━━━━━ DATA PROVIDED ━━━━━

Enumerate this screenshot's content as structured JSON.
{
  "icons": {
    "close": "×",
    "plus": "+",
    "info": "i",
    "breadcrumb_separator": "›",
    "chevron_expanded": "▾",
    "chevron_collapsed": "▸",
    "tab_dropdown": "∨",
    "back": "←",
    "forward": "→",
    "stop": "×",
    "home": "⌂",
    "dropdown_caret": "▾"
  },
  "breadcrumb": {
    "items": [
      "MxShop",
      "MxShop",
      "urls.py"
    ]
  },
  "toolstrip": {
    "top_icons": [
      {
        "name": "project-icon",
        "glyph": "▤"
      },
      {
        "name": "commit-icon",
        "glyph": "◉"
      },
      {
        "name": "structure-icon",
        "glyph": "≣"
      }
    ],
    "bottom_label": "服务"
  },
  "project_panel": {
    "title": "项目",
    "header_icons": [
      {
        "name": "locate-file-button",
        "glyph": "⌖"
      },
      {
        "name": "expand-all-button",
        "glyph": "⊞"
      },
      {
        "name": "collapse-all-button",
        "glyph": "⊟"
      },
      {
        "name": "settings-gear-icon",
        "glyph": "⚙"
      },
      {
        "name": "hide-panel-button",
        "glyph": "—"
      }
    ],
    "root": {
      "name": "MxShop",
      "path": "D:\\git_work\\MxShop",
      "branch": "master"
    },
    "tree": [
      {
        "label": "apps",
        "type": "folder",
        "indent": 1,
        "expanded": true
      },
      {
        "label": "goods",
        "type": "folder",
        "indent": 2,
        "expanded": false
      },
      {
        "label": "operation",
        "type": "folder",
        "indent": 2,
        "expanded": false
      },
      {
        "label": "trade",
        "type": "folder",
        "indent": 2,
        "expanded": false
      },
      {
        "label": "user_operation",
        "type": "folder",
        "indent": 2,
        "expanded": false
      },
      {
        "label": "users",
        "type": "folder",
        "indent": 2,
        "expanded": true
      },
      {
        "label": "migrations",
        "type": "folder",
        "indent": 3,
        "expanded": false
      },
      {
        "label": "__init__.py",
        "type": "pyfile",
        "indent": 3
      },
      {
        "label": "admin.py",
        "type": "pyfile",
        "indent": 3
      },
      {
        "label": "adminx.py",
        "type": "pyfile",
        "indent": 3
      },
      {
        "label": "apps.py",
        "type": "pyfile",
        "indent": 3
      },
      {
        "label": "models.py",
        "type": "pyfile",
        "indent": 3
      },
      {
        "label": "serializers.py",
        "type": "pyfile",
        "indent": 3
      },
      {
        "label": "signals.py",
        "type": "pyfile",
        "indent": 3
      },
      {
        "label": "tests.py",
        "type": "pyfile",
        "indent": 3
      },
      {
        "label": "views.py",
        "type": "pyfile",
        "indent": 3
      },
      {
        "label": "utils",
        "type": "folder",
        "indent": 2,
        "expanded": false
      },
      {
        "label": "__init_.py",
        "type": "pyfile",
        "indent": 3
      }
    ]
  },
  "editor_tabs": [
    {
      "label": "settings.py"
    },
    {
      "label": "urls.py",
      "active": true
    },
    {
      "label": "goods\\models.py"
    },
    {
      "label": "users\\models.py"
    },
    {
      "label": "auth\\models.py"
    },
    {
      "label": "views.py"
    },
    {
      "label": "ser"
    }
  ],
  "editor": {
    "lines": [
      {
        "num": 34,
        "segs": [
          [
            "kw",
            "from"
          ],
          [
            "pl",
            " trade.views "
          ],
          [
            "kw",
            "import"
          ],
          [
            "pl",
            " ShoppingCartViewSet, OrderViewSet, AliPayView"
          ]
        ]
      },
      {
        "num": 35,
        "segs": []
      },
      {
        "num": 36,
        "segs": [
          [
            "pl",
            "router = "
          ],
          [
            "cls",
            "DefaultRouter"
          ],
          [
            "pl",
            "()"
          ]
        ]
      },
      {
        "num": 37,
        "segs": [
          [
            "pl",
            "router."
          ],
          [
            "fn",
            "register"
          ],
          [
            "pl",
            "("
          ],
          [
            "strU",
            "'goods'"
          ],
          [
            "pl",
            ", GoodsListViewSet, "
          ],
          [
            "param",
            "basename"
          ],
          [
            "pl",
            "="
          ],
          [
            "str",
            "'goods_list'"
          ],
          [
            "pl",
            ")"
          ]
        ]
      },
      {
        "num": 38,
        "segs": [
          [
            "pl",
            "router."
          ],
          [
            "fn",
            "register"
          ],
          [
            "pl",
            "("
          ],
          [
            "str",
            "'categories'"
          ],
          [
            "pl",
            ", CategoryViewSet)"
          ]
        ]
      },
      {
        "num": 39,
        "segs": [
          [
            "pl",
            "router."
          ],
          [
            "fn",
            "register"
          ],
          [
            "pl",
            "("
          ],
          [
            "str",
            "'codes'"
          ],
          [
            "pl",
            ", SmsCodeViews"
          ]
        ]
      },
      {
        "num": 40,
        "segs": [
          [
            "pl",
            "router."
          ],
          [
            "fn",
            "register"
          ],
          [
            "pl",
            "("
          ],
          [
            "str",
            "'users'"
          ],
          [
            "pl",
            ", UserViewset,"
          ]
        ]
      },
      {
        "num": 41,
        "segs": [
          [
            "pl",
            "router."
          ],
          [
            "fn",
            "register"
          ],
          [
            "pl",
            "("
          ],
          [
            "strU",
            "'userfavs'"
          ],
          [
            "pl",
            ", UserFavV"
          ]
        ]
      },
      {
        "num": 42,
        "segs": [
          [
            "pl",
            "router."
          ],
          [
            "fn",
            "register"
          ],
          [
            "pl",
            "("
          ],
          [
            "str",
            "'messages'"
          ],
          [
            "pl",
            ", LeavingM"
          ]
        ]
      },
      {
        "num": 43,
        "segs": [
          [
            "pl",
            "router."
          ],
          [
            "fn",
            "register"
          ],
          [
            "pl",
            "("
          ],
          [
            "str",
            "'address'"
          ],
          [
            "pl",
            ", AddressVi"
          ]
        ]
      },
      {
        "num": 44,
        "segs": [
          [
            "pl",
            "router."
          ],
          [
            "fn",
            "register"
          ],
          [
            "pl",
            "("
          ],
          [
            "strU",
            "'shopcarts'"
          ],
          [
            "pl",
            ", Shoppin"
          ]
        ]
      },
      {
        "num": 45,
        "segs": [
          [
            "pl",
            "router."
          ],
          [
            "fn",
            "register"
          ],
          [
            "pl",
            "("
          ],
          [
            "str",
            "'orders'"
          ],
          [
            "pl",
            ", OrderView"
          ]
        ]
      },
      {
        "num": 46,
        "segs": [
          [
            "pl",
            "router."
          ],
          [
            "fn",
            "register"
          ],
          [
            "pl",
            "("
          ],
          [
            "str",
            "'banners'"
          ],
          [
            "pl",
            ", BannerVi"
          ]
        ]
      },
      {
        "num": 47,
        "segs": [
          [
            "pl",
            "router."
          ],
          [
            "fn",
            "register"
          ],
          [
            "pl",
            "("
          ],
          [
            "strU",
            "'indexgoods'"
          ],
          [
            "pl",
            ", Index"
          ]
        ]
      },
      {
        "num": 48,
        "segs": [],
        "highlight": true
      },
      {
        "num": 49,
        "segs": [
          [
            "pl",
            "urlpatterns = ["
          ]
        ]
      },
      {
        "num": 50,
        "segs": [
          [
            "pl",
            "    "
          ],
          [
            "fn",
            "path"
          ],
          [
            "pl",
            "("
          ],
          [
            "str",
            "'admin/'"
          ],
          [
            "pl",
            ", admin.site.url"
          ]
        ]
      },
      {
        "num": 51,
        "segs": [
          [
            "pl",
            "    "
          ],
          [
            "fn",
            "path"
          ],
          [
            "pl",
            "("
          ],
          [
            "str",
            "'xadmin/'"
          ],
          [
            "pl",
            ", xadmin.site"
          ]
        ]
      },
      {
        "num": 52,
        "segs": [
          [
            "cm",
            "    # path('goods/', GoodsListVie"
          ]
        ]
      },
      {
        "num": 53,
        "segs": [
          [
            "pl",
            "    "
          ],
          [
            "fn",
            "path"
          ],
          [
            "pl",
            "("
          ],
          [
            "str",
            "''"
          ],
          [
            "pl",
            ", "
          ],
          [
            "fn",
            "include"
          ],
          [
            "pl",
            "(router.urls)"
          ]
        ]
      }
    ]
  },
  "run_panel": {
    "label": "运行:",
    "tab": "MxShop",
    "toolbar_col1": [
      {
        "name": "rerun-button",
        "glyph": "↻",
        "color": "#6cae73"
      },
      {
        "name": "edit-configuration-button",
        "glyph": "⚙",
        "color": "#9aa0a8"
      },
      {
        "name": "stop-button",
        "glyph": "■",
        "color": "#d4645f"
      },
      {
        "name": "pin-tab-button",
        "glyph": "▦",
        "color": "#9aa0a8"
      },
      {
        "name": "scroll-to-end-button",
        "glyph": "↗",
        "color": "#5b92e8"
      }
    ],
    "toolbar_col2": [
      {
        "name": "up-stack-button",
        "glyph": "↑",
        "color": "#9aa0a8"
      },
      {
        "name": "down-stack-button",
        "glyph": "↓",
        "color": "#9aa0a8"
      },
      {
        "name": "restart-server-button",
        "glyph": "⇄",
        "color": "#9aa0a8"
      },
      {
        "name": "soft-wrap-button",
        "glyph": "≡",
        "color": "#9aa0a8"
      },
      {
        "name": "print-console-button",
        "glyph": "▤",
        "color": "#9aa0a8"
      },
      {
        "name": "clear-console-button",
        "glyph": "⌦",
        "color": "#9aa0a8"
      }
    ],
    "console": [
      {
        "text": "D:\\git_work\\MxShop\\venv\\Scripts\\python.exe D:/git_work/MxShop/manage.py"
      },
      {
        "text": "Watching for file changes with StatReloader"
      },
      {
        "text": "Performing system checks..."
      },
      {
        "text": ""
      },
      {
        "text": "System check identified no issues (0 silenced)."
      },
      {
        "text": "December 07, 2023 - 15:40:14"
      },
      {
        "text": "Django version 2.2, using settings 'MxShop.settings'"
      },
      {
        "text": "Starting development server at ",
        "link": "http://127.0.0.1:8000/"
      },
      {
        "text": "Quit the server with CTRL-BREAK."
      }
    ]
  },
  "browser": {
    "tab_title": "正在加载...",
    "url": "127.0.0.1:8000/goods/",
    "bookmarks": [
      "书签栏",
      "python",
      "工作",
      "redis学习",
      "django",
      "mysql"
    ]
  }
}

━━━━━

WRITTEN TASK
Search the records for the string "settings" and return every line in which it occurs.

FINAL ANSWER
        "name": "settings-gear-icon",
      "label": "settings.py"
        "text": "Django version 2.2, using settings 'MxShop.settings'"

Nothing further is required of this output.